*Required task 1*. According to the text on precision farming, what enabled the innovation of self-driving tractors and auto-regulating farm equipment? Answer in one to three sentences.

____ Extract to read

The precision farming revolution | James Addicott

9 April 2019

A combination of remotely captured data and satellite coordination has enabled the innovation of self-driving tractors and auto-regulating farm equipment that is revolutionising conventional farming industries. Since Stalin’s Sputnik 1 and the U.S.S.R. and USA Space Race, NASA Landsat satellites have been scanning the earth’s land surface collecting data about forests and crops. Experts in farming industries and general commentators are calling the effects of these new technologies ‘revolutionary’, and speculate about a new-green revolution, digital revolution, or precision farming revolution. My forthcoming book Precision Farming Revolution: Global drivers of local agri-cultural methods (2019) details shifting and changing landscapes and social power dynamics between family farmers, off-farm firms, and the food consuming public.

________
____ Records to process

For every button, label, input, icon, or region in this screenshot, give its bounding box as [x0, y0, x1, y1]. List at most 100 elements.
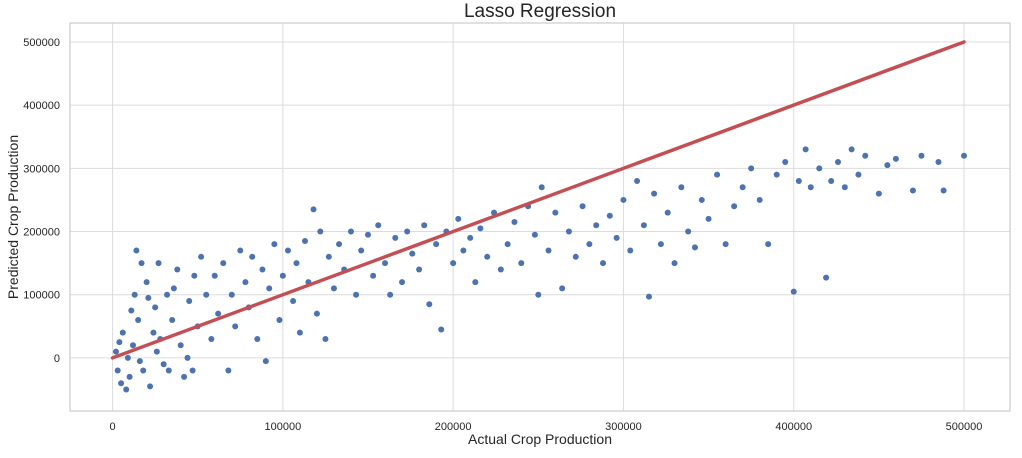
data-point	[600, 260, 607, 267]
data-point	[739, 184, 746, 191]
data-point	[143, 279, 150, 286]
data-point	[271, 241, 278, 248]
data-point	[133, 247, 140, 254]
data-point	[262, 358, 269, 365]
x-tick-label: 300000	[605, 421, 642, 433]
data-point	[748, 165, 755, 172]
data-point	[593, 222, 600, 229]
data-point	[191, 272, 198, 279]
data-point	[961, 152, 968, 159]
data-point	[691, 244, 698, 251]
data-point	[416, 266, 423, 273]
x-tick-label: 200000	[435, 421, 472, 433]
data-point	[467, 234, 474, 241]
data-point	[382, 260, 389, 267]
data-point	[504, 241, 511, 248]
data-point	[135, 317, 142, 324]
data-point	[358, 247, 365, 254]
data-point	[387, 291, 394, 298]
data-point	[330, 285, 337, 292]
data-point	[572, 253, 579, 260]
data-point	[136, 358, 143, 365]
data-point	[620, 196, 627, 203]
data-point	[640, 222, 647, 229]
data-point	[302, 238, 308, 245]
data-point	[627, 247, 634, 254]
chart-title: Lasso Regression	[464, 1, 616, 22]
y-axis-label: Predicted Crop Production	[5, 135, 21, 299]
data-point	[347, 228, 354, 235]
data-point	[124, 354, 131, 361]
data-point	[450, 260, 457, 267]
plot-frame	[69, 22, 1011, 412]
y-tick-label: 500000	[23, 37, 60, 49]
data-point	[433, 241, 440, 248]
data-point	[538, 184, 545, 191]
data-point	[671, 260, 678, 267]
data-point	[409, 250, 416, 257]
data-point	[472, 279, 479, 286]
data-point	[657, 241, 664, 248]
data-point	[460, 247, 467, 254]
data-point	[116, 339, 123, 346]
data-point	[370, 272, 377, 279]
x-tick-label: 100000	[265, 421, 302, 433]
data-point	[552, 209, 559, 216]
data-point	[651, 190, 658, 197]
data-point	[438, 326, 445, 333]
data-point	[184, 354, 191, 361]
data-point	[279, 272, 286, 279]
data-point	[169, 317, 176, 324]
data-point	[518, 260, 525, 267]
data-point	[678, 184, 685, 191]
data-point	[426, 301, 433, 308]
data-point	[225, 367, 232, 374]
data-point	[284, 247, 291, 254]
data-point	[152, 304, 159, 311]
data-point	[579, 203, 586, 210]
data-point	[884, 162, 891, 169]
data-point	[404, 228, 411, 235]
data-point	[130, 342, 137, 349]
data-point	[875, 190, 882, 197]
data-point	[140, 367, 147, 374]
data-point	[198, 253, 205, 260]
data-point	[353, 291, 360, 298]
data-point	[232, 323, 239, 330]
data-point	[375, 222, 382, 229]
y-tick-label: 100000	[23, 290, 60, 302]
data-point	[940, 187, 947, 194]
data-point	[795, 177, 802, 184]
x-tick-label: 0	[110, 421, 116, 433]
data-point	[128, 307, 135, 314]
data-point	[242, 279, 249, 286]
data-point	[114, 367, 121, 374]
data-point	[399, 279, 406, 286]
data-point	[782, 159, 789, 166]
data-point	[698, 196, 705, 203]
data-point	[559, 285, 566, 292]
data-point	[259, 266, 266, 273]
data-point	[313, 310, 320, 317]
data-point	[237, 247, 244, 254]
data-point	[138, 260, 145, 267]
data-point	[935, 159, 942, 166]
y-tick-label: 400000	[23, 100, 60, 112]
data-point	[189, 367, 196, 374]
data-point	[835, 159, 842, 166]
points	[112, 146, 968, 393]
data-point	[325, 253, 332, 260]
data-point	[118, 380, 125, 387]
x-tick-label: 400000	[775, 421, 812, 433]
data-point	[336, 241, 343, 248]
data-point	[765, 241, 772, 248]
data-point	[181, 373, 188, 380]
data-point	[664, 209, 671, 216]
data-point	[310, 206, 317, 213]
data-point	[208, 335, 215, 342]
data-point	[705, 215, 712, 222]
data-point	[421, 222, 428, 229]
data-point	[266, 285, 273, 292]
data-point	[848, 146, 855, 153]
data-point	[823, 274, 830, 281]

________

*Required task 2*. Format the rows, starting with the row that contains "260, 607, 267]" and going on through the row that contains "196, 627, 203]", as a JSON list of strings with one string per line, leaving out any blank lines.

*Exercise answer 1*. A combination of remotely captured data and satellite coordination enabled the innovation of self-driving tractors and auto-regulating farm equipment.

*Exercise answer 2*.
[
  "data-point\t[600, 260, 607, 267]",
  "data-point\t[739, 184, 746, 191]",
  "data-point\t[143, 279, 150, 286]",
  "data-point\t[271, 241, 278, 248]",
  "data-point\t[133, 247, 140, 254]",
  "data-point\t[262, 358, 269, 365]",
  "x-tick-label: 300000\t[605, 421, 642, 433]",
  "data-point\t[748, 165, 755, 172]",
  "data-point\t[593, 222, 600, 229]",
  "data-point\t[191, 272, 198, 279]",
  "data-point\t[961, 152, 968, 159]",
  "data-point\t[691, 244, 698, 251]",
  "data-point\t[416, 266, 423, 273]",
  "x-tick-label: 200000\t[435, 421, 472, 433]",
  "data-point\t[467, 234, 474, 241]",
  "data-point\t[382, 260, 389, 267]",
  "data-point\t[504, 241, 511, 248]",
  "data-point\t[135, 317, 142, 324]",
  "data-point\t[358, 247, 365, 254]",
  "data-point\t[387, 291, 394, 298]",
  "data-point\t[330, 285, 337, 292]",
  "data-point\t[572, 253, 579, 260]",
  "data-point\t[136, 358, 143, 365]",
  "data-point\t[620, 196, 627, 203]"
]